--- START OF Entries shown ---

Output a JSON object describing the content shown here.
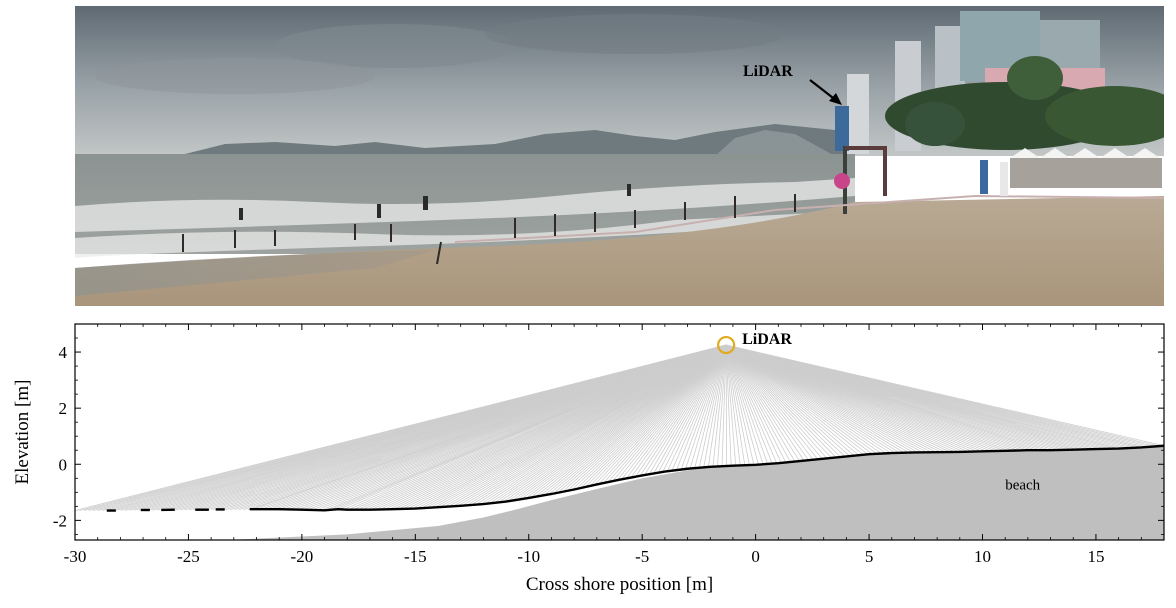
{
  "photo": {
    "annotation": "LiDAR"
  },
  "chart_data": {
    "type": "line",
    "xlabel": "Cross shore position [m]",
    "ylabel": "Elevation [m]",
    "xlim": [
      -30,
      18
    ],
    "ylim": [
      -2.7,
      5
    ],
    "xticks": [
      -30,
      -25,
      -20,
      -15,
      -10,
      -5,
      0,
      5,
      10,
      15
    ],
    "yticks": [
      -2,
      0,
      2,
      4
    ],
    "grid": false,
    "lidar": {
      "x": -1.3,
      "y": 4.25,
      "label": "LiDAR"
    },
    "region_label": {
      "text": "beach",
      "x": 11,
      "y": -0.9
    },
    "profile": {
      "x": [
        -22.3,
        -21,
        -20,
        -19,
        -18.4,
        -18,
        -17,
        -16,
        -15,
        -14,
        -13,
        -12,
        -11,
        -10,
        -9,
        -8,
        -7,
        -6,
        -5,
        -4,
        -3,
        -2,
        -1,
        0,
        1,
        2,
        3,
        4,
        5,
        6,
        7,
        8,
        9,
        10,
        11,
        12,
        13,
        14,
        15,
        16,
        17,
        18
      ],
      "y": [
        -1.6,
        -1.6,
        -1.62,
        -1.64,
        -1.6,
        -1.62,
        -1.62,
        -1.6,
        -1.58,
        -1.53,
        -1.48,
        -1.42,
        -1.33,
        -1.2,
        -1.06,
        -0.9,
        -0.72,
        -0.55,
        -0.4,
        -0.26,
        -0.16,
        -0.09,
        -0.05,
        -0.02,
        0.04,
        0.12,
        0.2,
        0.28,
        0.36,
        0.4,
        0.42,
        0.43,
        0.44,
        0.46,
        0.48,
        0.5,
        0.5,
        0.52,
        0.54,
        0.56,
        0.6,
        0.66
      ]
    },
    "profile_dashes": [
      {
        "x": [
          -28.6,
          -28.2
        ],
        "y": [
          -1.65,
          -1.65
        ]
      },
      {
        "x": [
          -27.1,
          -26.7
        ],
        "y": [
          -1.63,
          -1.63
        ]
      },
      {
        "x": [
          -26.2,
          -25.6
        ],
        "y": [
          -1.63,
          -1.62
        ]
      },
      {
        "x": [
          -24.7,
          -24.1
        ],
        "y": [
          -1.62,
          -1.62
        ]
      },
      {
        "x": [
          -23.8,
          -23.4
        ],
        "y": [
          -1.61,
          -1.61
        ]
      }
    ],
    "sand": {
      "x": [
        -23.3,
        -18,
        -14,
        -12,
        -10.5,
        -9,
        -7,
        -5,
        -3,
        -2,
        -1,
        0,
        1,
        2,
        3,
        4,
        5,
        6,
        7,
        8,
        9,
        10,
        11,
        12,
        13,
        14,
        15,
        16,
        17,
        18
      ],
      "y": [
        -2.7,
        -2.5,
        -2.2,
        -1.9,
        -1.6,
        -1.28,
        -0.88,
        -0.5,
        -0.22,
        -0.13,
        -0.07,
        -0.03,
        0.03,
        0.1,
        0.18,
        0.26,
        0.34,
        0.38,
        0.4,
        0.41,
        0.42,
        0.44,
        0.46,
        0.48,
        0.49,
        0.51,
        0.53,
        0.55,
        0.59,
        0.65
      ]
    },
    "ray_fan": {
      "x_start": -30,
      "x_end": 18,
      "count": 240
    }
  }
}
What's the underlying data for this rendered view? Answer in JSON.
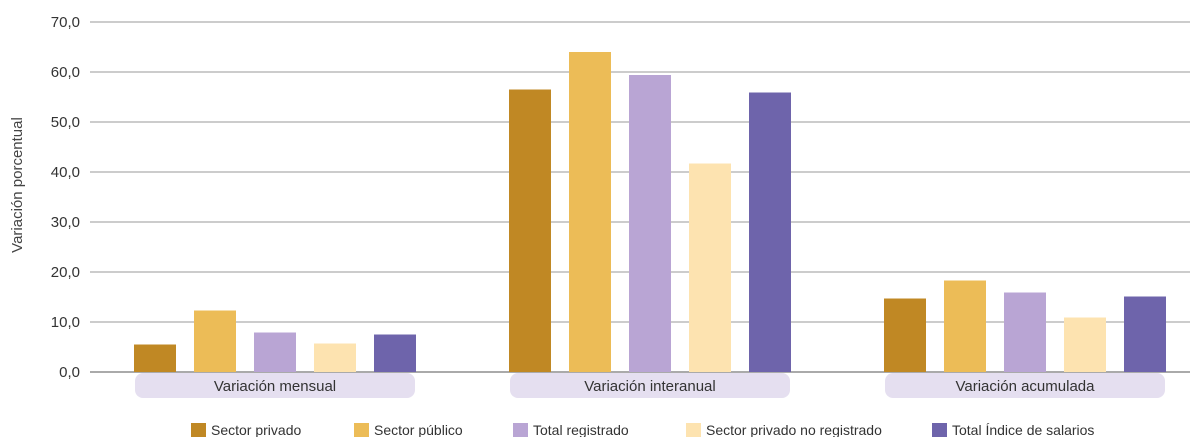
{
  "chart_data": {
    "type": "bar",
    "ylabel": "Variación porcentual",
    "ylim": [
      0,
      70
    ],
    "yticks": [
      "0,0",
      "10,0",
      "20,0",
      "30,0",
      "40,0",
      "50,0",
      "60,0",
      "70,0"
    ],
    "grid": true,
    "legend_position": "bottom",
    "categories": [
      "Variación mensual",
      "Variación interanual",
      "Variación acumulada"
    ],
    "series": [
      {
        "name": "Sector privado",
        "color": "#c08824",
        "values": [
          5.5,
          56.5,
          14.7
        ]
      },
      {
        "name": "Sector público",
        "color": "#ecbc57",
        "values": [
          12.3,
          64.0,
          18.3
        ]
      },
      {
        "name": "Total registrado",
        "color": "#b9a5d4",
        "values": [
          7.9,
          59.4,
          15.9
        ]
      },
      {
        "name": "Sector privado no registrado",
        "color": "#fde3b0",
        "values": [
          5.7,
          41.7,
          10.9
        ]
      },
      {
        "name": "Total Índice de salarios",
        "color": "#6e64ab",
        "values": [
          7.5,
          55.9,
          15.1
        ]
      }
    ]
  }
}
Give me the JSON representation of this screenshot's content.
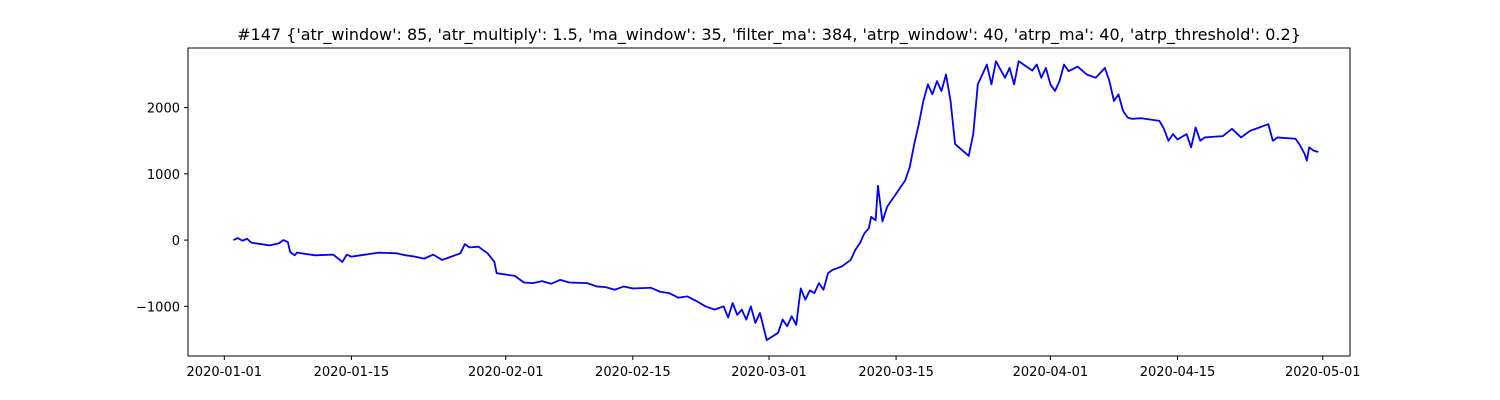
{
  "chart_data": {
    "type": "line",
    "title": "#147 {'atr_window': 85, 'atr_multiply': 1.5, 'ma_window': 35, 'filter_ma': 384, 'atrp_window': 40, 'atrp_ma': 40, 'atrp_threshold': 0.2}",
    "xlabel": "",
    "ylabel": "",
    "x_axis_kind": "date",
    "xlim": [
      "2019-12-28",
      "2020-05-04"
    ],
    "ylim": [
      -1750,
      2900
    ],
    "x_ticks": [
      "2020-01-01",
      "2020-01-15",
      "2020-02-01",
      "2020-02-15",
      "2020-03-01",
      "2020-03-15",
      "2020-04-01",
      "2020-04-15",
      "2020-05-01"
    ],
    "y_ticks": [
      -1000,
      0,
      1000,
      2000
    ],
    "y_tick_labels": [
      "−1000",
      "0",
      "1000",
      "2000"
    ],
    "grid": false,
    "legend": "none",
    "line_color": "#0000ff",
    "series": [
      {
        "points": [
          [
            "2020-01-02",
            0
          ],
          [
            "2020-01-02T12:00",
            30
          ],
          [
            "2020-01-03",
            -10
          ],
          [
            "2020-01-03T12:00",
            20
          ],
          [
            "2020-01-04",
            -40
          ],
          [
            "2020-01-05",
            -60
          ],
          [
            "2020-01-06",
            -80
          ],
          [
            "2020-01-07",
            -50
          ],
          [
            "2020-01-07T12:00",
            0
          ],
          [
            "2020-01-08",
            -30
          ],
          [
            "2020-01-08T06:00",
            -180
          ],
          [
            "2020-01-08T18:00",
            -230
          ],
          [
            "2020-01-09",
            -190
          ],
          [
            "2020-01-10",
            -210
          ],
          [
            "2020-01-11",
            -230
          ],
          [
            "2020-01-13",
            -220
          ],
          [
            "2020-01-14",
            -330
          ],
          [
            "2020-01-14T12:00",
            -220
          ],
          [
            "2020-01-15",
            -250
          ],
          [
            "2020-01-16",
            -230
          ],
          [
            "2020-01-17",
            -210
          ],
          [
            "2020-01-18",
            -190
          ],
          [
            "2020-01-20",
            -200
          ],
          [
            "2020-01-21",
            -230
          ],
          [
            "2020-01-22",
            -250
          ],
          [
            "2020-01-23",
            -280
          ],
          [
            "2020-01-24",
            -220
          ],
          [
            "2020-01-25",
            -300
          ],
          [
            "2020-01-26",
            -250
          ],
          [
            "2020-01-27",
            -200
          ],
          [
            "2020-01-27T12:00",
            -60
          ],
          [
            "2020-01-28",
            -110
          ],
          [
            "2020-01-29",
            -100
          ],
          [
            "2020-01-30",
            -200
          ],
          [
            "2020-01-30T18:00",
            -330
          ],
          [
            "2020-01-31",
            -500
          ],
          [
            "2020-02-02",
            -540
          ],
          [
            "2020-02-03",
            -640
          ],
          [
            "2020-02-04",
            -650
          ],
          [
            "2020-02-05",
            -620
          ],
          [
            "2020-02-06",
            -660
          ],
          [
            "2020-02-07",
            -600
          ],
          [
            "2020-02-08",
            -640
          ],
          [
            "2020-02-10",
            -650
          ],
          [
            "2020-02-11",
            -700
          ],
          [
            "2020-02-12",
            -710
          ],
          [
            "2020-02-13",
            -750
          ],
          [
            "2020-02-14",
            -700
          ],
          [
            "2020-02-15",
            -730
          ],
          [
            "2020-02-17",
            -720
          ],
          [
            "2020-02-18",
            -780
          ],
          [
            "2020-02-19",
            -800
          ],
          [
            "2020-02-20",
            -870
          ],
          [
            "2020-02-21",
            -850
          ],
          [
            "2020-02-22",
            -920
          ],
          [
            "2020-02-23",
            -1000
          ],
          [
            "2020-02-24",
            -1050
          ],
          [
            "2020-02-25",
            -1000
          ],
          [
            "2020-02-25T12:00",
            -1170
          ],
          [
            "2020-02-26",
            -950
          ],
          [
            "2020-02-26T12:00",
            -1130
          ],
          [
            "2020-02-27",
            -1050
          ],
          [
            "2020-02-27T12:00",
            -1200
          ],
          [
            "2020-02-28",
            -1000
          ],
          [
            "2020-02-28T12:00",
            -1250
          ],
          [
            "2020-02-29",
            -1100
          ],
          [
            "2020-02-29T18:00",
            -1510
          ],
          [
            "2020-03-02",
            -1400
          ],
          [
            "2020-03-02T12:00",
            -1200
          ],
          [
            "2020-03-03",
            -1300
          ],
          [
            "2020-03-03T12:00",
            -1150
          ],
          [
            "2020-03-04",
            -1280
          ],
          [
            "2020-03-04T06:00",
            -1000
          ],
          [
            "2020-03-04T12:00",
            -730
          ],
          [
            "2020-03-05",
            -900
          ],
          [
            "2020-03-05T12:00",
            -760
          ],
          [
            "2020-03-06",
            -800
          ],
          [
            "2020-03-06T12:00",
            -650
          ],
          [
            "2020-03-07",
            -750
          ],
          [
            "2020-03-07T12:00",
            -500
          ],
          [
            "2020-03-08",
            -450
          ],
          [
            "2020-03-09",
            -400
          ],
          [
            "2020-03-10",
            -300
          ],
          [
            "2020-03-10T12:00",
            -150
          ],
          [
            "2020-03-11",
            -50
          ],
          [
            "2020-03-11T12:00",
            100
          ],
          [
            "2020-03-12",
            180
          ],
          [
            "2020-03-12T06:00",
            350
          ],
          [
            "2020-03-12T18:00",
            300
          ],
          [
            "2020-03-13",
            820
          ],
          [
            "2020-03-13T12:00",
            280
          ],
          [
            "2020-03-14",
            500
          ],
          [
            "2020-03-15",
            700
          ],
          [
            "2020-03-16",
            900
          ],
          [
            "2020-03-16T12:00",
            1100
          ],
          [
            "2020-03-17",
            1450
          ],
          [
            "2020-03-17T12:00",
            1750
          ],
          [
            "2020-03-18",
            2100
          ],
          [
            "2020-03-18T12:00",
            2350
          ],
          [
            "2020-03-19",
            2200
          ],
          [
            "2020-03-19T12:00",
            2400
          ],
          [
            "2020-03-20",
            2250
          ],
          [
            "2020-03-20T12:00",
            2500
          ],
          [
            "2020-03-21",
            2100
          ],
          [
            "2020-03-21T12:00",
            1450
          ],
          [
            "2020-03-23",
            1270
          ],
          [
            "2020-03-23T12:00",
            1600
          ],
          [
            "2020-03-24",
            2350
          ],
          [
            "2020-03-24T12:00",
            2500
          ],
          [
            "2020-03-25",
            2650
          ],
          [
            "2020-03-25T12:00",
            2350
          ],
          [
            "2020-03-26",
            2700
          ],
          [
            "2020-03-27",
            2450
          ],
          [
            "2020-03-27T12:00",
            2600
          ],
          [
            "2020-03-28",
            2350
          ],
          [
            "2020-03-28T12:00",
            2700
          ],
          [
            "2020-03-30",
            2560
          ],
          [
            "2020-03-30T12:00",
            2650
          ],
          [
            "2020-03-31",
            2450
          ],
          [
            "2020-03-31T12:00",
            2600
          ],
          [
            "2020-04-01",
            2350
          ],
          [
            "2020-04-01T12:00",
            2250
          ],
          [
            "2020-04-02",
            2400
          ],
          [
            "2020-04-02T12:00",
            2650
          ],
          [
            "2020-04-03",
            2550
          ],
          [
            "2020-04-04",
            2620
          ],
          [
            "2020-04-05",
            2500
          ],
          [
            "2020-04-06",
            2450
          ],
          [
            "2020-04-07",
            2600
          ],
          [
            "2020-04-07T12:00",
            2400
          ],
          [
            "2020-04-08",
            2100
          ],
          [
            "2020-04-08T12:00",
            2200
          ],
          [
            "2020-04-09",
            1950
          ],
          [
            "2020-04-09T12:00",
            1850
          ],
          [
            "2020-04-10",
            1830
          ],
          [
            "2020-04-11",
            1840
          ],
          [
            "2020-04-13",
            1800
          ],
          [
            "2020-04-13T12:00",
            1680
          ],
          [
            "2020-04-14",
            1500
          ],
          [
            "2020-04-14T12:00",
            1600
          ],
          [
            "2020-04-15",
            1520
          ],
          [
            "2020-04-16",
            1600
          ],
          [
            "2020-04-16T12:00",
            1400
          ],
          [
            "2020-04-17",
            1700
          ],
          [
            "2020-04-17T12:00",
            1500
          ],
          [
            "2020-04-18",
            1550
          ],
          [
            "2020-04-19",
            1560
          ],
          [
            "2020-04-20",
            1570
          ],
          [
            "2020-04-21",
            1680
          ],
          [
            "2020-04-22",
            1550
          ],
          [
            "2020-04-23",
            1650
          ],
          [
            "2020-04-24",
            1700
          ],
          [
            "2020-04-25",
            1750
          ],
          [
            "2020-04-25T12:00",
            1500
          ],
          [
            "2020-04-26",
            1550
          ],
          [
            "2020-04-28",
            1530
          ],
          [
            "2020-04-28T12:00",
            1430
          ],
          [
            "2020-04-29",
            1300
          ],
          [
            "2020-04-29T06:00",
            1200
          ],
          [
            "2020-04-29T12:00",
            1400
          ],
          [
            "2020-04-30",
            1350
          ],
          [
            "2020-04-30T12:00",
            1330
          ]
        ]
      }
    ]
  }
}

--- END OF Entries shown ---

— Task objective —
Take each line of the material that contains the word "name" and list it.

— Exercise solution —
        "name": "Sector privado",
        "name": "Sector público",
        "name": "Total registrado",
        "name": "Sector privado no registrado",
        "name": "Total Índice de salarios",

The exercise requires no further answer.